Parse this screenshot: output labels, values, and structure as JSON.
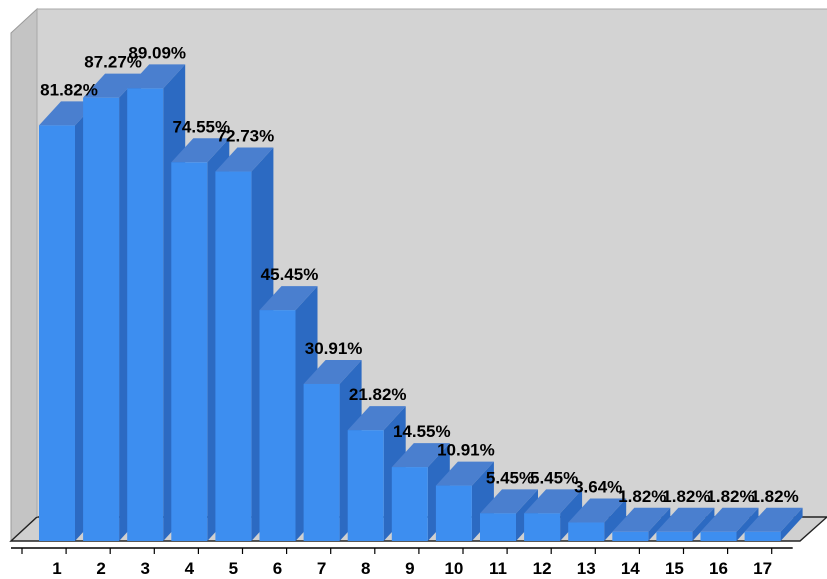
{
  "chart_data": {
    "type": "bar",
    "title": "",
    "xlabel": "",
    "ylabel": "",
    "categories": [
      "1",
      "2",
      "3",
      "4",
      "5",
      "6",
      "7",
      "8",
      "9",
      "10",
      "11",
      "12",
      "13",
      "14",
      "15",
      "16",
      "17"
    ],
    "values": [
      81.82,
      87.27,
      89.09,
      74.55,
      72.73,
      45.45,
      30.91,
      21.82,
      14.55,
      10.91,
      5.45,
      5.45,
      3.64,
      1.82,
      1.82,
      1.82,
      1.82
    ],
    "value_labels": [
      "81.82%",
      "87.27%",
      "89.09%",
      "74.55%",
      "72.73%",
      "45.45%",
      "30.91%",
      "21.82%",
      "14.55%",
      "10.91%",
      "5.45%",
      "5.45%",
      "3.64%",
      "1.82%",
      "1.82%",
      "1.82%",
      "1.82%"
    ],
    "unit": "%",
    "ylim": [
      0,
      100
    ],
    "grid": false,
    "legend": "none",
    "style": "3d-bar",
    "colors": {
      "bar_front": "#3d8ef0",
      "bar_side": "#2c6ac2",
      "bar_top": "#4a7fcf",
      "back_wall": "#d3d3d3",
      "side_wall": "#c4c4c4",
      "floor": "#d0d0d0"
    }
  }
}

**What the task asks:**
Quote the records in their entirety, keeping the wording exact and excluding pictures.

**Finished exercise:**
Parse this screenshot: output labels, values, and structure as JSON.
{
  "chart_data": {
    "type": "bar",
    "title": "",
    "xlabel": "",
    "ylabel": "",
    "categories": [
      "1",
      "2",
      "3",
      "4",
      "5",
      "6",
      "7",
      "8",
      "9",
      "10",
      "11",
      "12",
      "13",
      "14",
      "15",
      "16",
      "17"
    ],
    "values": [
      81.82,
      87.27,
      89.09,
      74.55,
      72.73,
      45.45,
      30.91,
      21.82,
      14.55,
      10.91,
      5.45,
      5.45,
      3.64,
      1.82,
      1.82,
      1.82,
      1.82
    ],
    "value_labels": [
      "81.82%",
      "87.27%",
      "89.09%",
      "74.55%",
      "72.73%",
      "45.45%",
      "30.91%",
      "21.82%",
      "14.55%",
      "10.91%",
      "5.45%",
      "5.45%",
      "3.64%",
      "1.82%",
      "1.82%",
      "1.82%",
      "1.82%"
    ],
    "unit": "%",
    "ylim": [
      0,
      100
    ],
    "grid": false,
    "legend": "none",
    "style": "3d-bar",
    "colors": {
      "bar_front": "#3d8ef0",
      "bar_side": "#2c6ac2",
      "bar_top": "#4a7fcf",
      "back_wall": "#d3d3d3",
      "side_wall": "#c4c4c4",
      "floor": "#d0d0d0"
    }
  }
}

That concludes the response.